Show all lines from the listing below that contain "structured".

-- Begin --

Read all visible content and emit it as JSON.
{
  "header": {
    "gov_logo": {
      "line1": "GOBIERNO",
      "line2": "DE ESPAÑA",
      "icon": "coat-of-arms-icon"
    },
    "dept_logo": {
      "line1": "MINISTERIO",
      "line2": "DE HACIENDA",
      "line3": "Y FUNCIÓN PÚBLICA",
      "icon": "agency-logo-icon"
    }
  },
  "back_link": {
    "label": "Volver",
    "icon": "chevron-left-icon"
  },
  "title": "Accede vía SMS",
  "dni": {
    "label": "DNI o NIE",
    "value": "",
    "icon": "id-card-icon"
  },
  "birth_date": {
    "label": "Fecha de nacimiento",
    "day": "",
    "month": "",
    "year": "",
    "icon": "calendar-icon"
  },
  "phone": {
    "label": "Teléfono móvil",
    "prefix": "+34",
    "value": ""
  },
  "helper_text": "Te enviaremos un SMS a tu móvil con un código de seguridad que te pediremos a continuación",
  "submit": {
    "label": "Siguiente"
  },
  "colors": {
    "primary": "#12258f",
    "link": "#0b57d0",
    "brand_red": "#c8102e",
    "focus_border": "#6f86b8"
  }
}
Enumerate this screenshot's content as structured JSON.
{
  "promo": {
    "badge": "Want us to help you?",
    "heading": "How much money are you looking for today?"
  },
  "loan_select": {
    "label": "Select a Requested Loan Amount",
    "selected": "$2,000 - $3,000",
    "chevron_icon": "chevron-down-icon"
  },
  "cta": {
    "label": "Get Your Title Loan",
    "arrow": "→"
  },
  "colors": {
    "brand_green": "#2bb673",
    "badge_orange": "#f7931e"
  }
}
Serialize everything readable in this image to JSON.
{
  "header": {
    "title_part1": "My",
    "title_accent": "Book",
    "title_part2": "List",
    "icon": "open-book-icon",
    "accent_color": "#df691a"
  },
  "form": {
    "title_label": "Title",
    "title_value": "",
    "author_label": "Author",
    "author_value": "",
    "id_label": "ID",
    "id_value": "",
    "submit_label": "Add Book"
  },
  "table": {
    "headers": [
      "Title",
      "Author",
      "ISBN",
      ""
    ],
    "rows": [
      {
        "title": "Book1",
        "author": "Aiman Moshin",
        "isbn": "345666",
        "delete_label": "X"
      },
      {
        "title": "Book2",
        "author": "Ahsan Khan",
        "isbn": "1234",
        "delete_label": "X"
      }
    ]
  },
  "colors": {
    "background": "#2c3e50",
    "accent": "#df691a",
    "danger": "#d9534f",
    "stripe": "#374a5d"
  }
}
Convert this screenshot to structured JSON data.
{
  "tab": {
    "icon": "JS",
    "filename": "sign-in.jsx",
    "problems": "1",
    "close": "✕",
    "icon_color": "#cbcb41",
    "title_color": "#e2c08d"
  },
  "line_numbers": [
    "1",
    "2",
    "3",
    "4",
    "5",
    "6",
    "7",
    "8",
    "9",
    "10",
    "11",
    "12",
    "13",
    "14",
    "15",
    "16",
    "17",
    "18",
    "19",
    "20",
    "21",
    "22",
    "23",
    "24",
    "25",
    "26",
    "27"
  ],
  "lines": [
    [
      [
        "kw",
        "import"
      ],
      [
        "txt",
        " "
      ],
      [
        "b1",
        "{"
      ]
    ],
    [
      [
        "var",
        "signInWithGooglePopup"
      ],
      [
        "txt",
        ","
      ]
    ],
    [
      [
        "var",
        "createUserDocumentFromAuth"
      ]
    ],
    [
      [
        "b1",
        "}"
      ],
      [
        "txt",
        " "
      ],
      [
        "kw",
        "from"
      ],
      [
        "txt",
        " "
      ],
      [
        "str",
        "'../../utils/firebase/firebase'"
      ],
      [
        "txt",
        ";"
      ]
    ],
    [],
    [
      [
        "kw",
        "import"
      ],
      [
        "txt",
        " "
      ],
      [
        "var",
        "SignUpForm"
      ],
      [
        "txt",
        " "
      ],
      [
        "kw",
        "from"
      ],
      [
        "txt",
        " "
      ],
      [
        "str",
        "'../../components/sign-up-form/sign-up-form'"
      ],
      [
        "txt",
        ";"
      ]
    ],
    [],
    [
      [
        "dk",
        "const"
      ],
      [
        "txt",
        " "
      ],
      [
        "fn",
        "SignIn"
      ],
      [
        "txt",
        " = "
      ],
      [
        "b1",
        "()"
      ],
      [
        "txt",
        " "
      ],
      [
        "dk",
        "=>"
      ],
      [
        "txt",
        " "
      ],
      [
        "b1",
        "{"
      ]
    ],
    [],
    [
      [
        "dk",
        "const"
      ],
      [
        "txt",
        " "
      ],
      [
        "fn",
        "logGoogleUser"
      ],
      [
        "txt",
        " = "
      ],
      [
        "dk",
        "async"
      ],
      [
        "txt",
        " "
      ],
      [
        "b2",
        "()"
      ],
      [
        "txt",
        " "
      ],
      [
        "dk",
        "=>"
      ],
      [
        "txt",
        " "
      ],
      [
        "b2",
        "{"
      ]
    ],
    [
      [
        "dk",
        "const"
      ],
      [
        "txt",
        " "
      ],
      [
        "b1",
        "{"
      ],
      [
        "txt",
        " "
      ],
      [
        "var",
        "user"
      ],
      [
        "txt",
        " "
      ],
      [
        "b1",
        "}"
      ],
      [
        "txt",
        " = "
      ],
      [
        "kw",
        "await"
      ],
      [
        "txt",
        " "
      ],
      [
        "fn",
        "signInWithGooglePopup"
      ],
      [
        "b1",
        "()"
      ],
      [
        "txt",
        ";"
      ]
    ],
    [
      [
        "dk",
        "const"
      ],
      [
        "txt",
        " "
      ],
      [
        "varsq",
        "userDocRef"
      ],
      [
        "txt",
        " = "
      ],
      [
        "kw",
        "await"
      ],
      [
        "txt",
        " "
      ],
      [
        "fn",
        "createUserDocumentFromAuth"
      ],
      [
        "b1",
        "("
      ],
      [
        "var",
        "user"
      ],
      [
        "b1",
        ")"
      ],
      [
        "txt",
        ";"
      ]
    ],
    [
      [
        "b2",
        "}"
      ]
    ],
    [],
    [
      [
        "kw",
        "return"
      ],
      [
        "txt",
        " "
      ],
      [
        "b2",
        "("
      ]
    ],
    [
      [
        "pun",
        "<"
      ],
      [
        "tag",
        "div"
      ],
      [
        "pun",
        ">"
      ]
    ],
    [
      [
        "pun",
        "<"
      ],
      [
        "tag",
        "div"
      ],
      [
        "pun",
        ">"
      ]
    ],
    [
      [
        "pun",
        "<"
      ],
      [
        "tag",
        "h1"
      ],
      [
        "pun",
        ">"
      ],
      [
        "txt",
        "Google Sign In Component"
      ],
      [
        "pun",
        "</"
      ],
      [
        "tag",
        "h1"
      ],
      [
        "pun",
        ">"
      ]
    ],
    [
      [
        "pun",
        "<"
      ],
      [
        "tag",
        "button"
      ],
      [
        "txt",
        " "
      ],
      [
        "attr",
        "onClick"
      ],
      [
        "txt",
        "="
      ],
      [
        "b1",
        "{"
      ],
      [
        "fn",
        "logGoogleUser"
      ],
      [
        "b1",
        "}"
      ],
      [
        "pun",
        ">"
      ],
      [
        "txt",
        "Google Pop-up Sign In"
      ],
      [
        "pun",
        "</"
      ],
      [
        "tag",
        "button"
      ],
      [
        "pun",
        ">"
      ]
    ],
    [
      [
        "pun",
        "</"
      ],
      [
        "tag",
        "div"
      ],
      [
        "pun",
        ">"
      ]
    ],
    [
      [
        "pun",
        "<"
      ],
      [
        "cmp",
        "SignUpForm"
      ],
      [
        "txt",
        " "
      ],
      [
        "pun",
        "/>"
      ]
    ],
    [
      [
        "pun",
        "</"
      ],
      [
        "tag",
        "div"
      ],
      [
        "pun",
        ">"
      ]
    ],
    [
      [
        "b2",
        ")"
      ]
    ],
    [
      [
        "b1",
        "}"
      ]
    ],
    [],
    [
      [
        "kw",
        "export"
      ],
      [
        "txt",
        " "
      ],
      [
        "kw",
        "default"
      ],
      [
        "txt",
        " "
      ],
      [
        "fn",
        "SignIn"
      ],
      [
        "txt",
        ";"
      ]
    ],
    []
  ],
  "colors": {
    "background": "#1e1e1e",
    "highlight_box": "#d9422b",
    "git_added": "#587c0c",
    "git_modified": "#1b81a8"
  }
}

-- End --

▶ **Answer to the task**:
Enumerate this screenshot's content as structured JSON.
Convert this screenshot to structured JSON data.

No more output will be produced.